**STATED EXERCISE**
Select the lines below containing the word "Pater".

**ENTRIES SHOWN**
━━━━━━━━━━━━━━━━━━━━
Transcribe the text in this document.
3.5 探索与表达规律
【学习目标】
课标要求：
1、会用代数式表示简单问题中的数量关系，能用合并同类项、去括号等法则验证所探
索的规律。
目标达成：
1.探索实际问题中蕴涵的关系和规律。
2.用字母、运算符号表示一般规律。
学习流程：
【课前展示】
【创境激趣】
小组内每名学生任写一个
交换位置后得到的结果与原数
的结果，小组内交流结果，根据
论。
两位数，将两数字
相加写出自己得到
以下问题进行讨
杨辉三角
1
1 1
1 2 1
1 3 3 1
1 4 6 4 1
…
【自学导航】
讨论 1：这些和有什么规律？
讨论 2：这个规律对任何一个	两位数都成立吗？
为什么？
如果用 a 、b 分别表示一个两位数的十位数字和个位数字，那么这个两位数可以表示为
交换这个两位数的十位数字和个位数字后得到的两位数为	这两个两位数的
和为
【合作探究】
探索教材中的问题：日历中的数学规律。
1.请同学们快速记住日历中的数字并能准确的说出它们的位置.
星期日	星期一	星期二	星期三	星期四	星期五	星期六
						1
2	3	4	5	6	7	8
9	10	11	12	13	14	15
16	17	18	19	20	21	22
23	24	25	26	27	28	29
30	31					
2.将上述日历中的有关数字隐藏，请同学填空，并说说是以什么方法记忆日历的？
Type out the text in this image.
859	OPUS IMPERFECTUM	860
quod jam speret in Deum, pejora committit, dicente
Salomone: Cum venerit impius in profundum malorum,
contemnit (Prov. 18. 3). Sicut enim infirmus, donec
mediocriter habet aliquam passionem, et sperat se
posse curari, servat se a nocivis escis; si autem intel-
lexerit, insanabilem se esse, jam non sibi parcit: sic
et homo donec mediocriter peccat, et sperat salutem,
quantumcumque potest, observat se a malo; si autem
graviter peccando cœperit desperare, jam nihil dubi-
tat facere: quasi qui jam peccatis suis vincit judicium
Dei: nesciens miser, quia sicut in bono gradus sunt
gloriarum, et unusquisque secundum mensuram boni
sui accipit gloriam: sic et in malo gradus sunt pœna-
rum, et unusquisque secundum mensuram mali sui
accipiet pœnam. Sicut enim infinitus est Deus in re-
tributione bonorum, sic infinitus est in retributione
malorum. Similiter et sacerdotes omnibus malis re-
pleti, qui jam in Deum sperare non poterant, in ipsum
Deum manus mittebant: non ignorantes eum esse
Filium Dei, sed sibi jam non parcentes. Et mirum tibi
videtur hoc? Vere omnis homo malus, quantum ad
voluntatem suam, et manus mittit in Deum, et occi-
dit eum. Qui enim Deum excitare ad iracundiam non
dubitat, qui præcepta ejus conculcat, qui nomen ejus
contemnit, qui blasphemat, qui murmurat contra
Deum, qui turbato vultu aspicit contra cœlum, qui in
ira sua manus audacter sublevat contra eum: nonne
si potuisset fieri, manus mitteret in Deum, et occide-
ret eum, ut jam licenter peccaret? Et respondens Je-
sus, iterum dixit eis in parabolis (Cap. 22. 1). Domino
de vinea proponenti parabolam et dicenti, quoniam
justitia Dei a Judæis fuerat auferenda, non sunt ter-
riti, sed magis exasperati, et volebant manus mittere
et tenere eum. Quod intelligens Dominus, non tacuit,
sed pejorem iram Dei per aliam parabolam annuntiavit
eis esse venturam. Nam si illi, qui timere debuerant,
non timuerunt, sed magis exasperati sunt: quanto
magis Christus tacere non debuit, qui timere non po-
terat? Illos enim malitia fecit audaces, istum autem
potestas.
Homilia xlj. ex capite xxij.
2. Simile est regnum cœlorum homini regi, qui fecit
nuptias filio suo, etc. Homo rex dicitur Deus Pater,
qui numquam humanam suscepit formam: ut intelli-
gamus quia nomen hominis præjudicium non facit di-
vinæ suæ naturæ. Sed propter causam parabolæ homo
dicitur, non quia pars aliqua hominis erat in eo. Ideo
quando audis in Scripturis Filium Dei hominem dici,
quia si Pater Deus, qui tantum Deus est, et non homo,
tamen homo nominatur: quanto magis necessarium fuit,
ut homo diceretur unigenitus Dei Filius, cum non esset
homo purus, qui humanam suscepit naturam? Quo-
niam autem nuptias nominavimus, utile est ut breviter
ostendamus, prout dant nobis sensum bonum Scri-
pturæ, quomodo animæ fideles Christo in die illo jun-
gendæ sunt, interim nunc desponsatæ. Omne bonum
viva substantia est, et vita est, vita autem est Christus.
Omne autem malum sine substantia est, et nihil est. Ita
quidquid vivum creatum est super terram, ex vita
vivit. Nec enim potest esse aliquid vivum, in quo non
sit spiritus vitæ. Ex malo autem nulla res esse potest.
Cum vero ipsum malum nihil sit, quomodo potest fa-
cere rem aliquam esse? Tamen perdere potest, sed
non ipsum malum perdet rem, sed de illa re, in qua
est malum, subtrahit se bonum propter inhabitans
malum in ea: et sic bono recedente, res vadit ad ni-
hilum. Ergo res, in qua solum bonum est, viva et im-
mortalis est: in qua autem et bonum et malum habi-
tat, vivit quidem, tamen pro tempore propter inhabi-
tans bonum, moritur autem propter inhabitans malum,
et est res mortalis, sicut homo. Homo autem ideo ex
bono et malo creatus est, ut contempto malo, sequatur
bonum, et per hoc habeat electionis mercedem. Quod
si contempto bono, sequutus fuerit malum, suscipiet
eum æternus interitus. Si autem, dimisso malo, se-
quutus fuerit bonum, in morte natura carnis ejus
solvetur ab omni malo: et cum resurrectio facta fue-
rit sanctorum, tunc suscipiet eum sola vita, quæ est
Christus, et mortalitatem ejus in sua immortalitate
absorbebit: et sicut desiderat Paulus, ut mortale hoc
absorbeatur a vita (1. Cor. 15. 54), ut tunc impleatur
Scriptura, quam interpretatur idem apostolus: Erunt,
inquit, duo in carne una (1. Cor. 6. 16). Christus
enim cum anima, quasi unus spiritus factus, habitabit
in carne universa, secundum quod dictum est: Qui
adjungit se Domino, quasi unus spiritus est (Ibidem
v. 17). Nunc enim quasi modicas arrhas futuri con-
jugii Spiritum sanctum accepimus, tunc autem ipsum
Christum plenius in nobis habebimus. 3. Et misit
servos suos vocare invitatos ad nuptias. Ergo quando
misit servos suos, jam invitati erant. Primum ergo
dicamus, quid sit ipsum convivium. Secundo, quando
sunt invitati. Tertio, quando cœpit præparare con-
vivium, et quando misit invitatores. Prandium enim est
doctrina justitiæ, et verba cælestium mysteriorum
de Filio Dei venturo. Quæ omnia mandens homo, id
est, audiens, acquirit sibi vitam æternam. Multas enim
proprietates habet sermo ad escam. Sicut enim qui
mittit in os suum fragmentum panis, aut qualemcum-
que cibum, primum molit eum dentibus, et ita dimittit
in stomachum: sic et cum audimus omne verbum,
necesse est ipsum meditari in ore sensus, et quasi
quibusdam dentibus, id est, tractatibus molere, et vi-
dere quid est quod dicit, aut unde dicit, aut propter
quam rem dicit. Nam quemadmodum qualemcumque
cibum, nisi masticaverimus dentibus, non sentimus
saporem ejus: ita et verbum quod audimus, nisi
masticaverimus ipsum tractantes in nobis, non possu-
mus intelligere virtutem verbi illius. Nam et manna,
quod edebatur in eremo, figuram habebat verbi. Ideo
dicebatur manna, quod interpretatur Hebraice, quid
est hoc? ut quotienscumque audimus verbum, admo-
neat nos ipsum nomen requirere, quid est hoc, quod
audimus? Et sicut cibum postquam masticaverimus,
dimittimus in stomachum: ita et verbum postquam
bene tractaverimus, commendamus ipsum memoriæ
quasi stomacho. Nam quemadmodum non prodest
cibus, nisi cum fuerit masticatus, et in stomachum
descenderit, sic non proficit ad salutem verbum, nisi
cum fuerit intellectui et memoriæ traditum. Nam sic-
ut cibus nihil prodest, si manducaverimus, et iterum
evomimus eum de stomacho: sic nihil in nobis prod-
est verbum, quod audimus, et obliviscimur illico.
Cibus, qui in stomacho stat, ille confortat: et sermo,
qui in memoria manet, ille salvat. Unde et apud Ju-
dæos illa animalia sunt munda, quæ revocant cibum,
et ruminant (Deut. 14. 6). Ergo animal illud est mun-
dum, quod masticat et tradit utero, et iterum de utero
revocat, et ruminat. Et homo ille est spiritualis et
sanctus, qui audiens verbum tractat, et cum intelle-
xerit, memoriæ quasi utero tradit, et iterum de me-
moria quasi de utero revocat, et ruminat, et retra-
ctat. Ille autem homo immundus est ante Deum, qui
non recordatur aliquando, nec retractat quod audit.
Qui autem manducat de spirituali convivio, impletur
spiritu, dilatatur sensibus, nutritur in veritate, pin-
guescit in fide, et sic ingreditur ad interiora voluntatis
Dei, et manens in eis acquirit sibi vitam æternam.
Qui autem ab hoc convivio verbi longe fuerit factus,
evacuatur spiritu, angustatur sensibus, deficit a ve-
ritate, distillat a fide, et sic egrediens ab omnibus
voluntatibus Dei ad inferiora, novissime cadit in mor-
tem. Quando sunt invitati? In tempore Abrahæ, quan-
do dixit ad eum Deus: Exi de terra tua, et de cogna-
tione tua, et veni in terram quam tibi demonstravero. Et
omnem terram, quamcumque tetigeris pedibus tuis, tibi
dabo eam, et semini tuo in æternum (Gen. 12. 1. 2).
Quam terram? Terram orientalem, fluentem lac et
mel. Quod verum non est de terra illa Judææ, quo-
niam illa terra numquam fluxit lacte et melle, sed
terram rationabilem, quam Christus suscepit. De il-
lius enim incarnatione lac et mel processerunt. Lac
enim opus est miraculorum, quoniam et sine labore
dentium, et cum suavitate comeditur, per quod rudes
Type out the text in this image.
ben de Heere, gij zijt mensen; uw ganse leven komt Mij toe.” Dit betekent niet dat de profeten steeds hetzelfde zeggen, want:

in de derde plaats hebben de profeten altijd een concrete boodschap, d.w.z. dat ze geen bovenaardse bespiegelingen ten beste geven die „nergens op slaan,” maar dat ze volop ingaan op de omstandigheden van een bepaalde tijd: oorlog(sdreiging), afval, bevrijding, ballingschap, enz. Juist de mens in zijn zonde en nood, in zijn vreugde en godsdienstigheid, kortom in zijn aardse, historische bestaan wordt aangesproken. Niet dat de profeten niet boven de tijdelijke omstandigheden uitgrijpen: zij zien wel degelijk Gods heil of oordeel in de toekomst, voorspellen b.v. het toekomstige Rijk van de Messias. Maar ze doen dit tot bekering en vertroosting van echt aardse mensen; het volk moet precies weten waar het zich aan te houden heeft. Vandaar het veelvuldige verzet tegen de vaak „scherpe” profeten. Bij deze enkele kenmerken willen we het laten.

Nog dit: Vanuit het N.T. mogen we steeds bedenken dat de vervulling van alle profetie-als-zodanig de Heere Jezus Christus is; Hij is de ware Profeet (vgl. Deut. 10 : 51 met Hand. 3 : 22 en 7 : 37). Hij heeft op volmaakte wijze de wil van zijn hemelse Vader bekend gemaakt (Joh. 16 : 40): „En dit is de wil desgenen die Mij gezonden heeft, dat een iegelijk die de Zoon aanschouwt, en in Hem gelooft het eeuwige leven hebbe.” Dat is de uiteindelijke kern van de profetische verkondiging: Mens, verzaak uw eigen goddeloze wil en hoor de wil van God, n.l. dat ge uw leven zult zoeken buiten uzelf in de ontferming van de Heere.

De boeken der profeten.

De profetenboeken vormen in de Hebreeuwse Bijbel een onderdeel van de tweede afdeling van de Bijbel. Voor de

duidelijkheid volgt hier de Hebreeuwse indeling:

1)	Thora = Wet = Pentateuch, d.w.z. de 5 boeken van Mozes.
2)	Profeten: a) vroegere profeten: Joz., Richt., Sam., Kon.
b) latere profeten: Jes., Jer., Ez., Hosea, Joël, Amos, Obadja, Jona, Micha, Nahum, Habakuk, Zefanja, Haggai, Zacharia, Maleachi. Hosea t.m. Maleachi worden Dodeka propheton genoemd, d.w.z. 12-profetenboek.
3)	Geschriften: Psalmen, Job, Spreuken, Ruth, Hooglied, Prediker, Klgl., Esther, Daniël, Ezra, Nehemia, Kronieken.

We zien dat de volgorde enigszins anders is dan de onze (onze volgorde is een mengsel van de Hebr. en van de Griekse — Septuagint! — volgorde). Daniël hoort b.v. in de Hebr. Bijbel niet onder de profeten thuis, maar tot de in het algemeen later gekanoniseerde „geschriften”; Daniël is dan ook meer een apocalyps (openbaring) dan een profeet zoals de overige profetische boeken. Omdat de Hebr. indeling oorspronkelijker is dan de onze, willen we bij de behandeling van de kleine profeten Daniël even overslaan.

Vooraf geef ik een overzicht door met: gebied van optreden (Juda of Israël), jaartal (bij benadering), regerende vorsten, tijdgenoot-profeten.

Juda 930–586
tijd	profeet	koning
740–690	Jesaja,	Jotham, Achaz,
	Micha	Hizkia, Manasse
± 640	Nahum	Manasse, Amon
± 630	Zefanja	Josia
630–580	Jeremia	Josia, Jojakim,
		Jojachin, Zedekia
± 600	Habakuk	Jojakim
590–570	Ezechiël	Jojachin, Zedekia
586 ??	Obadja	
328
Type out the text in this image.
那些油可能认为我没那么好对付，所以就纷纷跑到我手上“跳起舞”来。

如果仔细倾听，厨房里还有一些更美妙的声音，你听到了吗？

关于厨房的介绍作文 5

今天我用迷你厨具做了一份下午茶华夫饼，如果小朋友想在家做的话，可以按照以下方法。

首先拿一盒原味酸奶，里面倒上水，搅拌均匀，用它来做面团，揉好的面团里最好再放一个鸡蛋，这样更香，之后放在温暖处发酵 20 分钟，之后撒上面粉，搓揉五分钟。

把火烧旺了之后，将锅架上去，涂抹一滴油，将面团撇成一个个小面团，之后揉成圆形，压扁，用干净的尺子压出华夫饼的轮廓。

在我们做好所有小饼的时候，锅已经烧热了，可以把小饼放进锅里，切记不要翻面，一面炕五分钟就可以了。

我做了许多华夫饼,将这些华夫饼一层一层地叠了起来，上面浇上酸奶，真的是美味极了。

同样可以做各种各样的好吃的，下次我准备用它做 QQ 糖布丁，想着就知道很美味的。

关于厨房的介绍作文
━━━━━━━━━━━━━━━━━━━━
**EXPECTED ANSWER**
nuptias filio suo, etc. Homo rex dicitur Deus Pater,
quia si Pater Deus, qui tantum Deus est, et non homo,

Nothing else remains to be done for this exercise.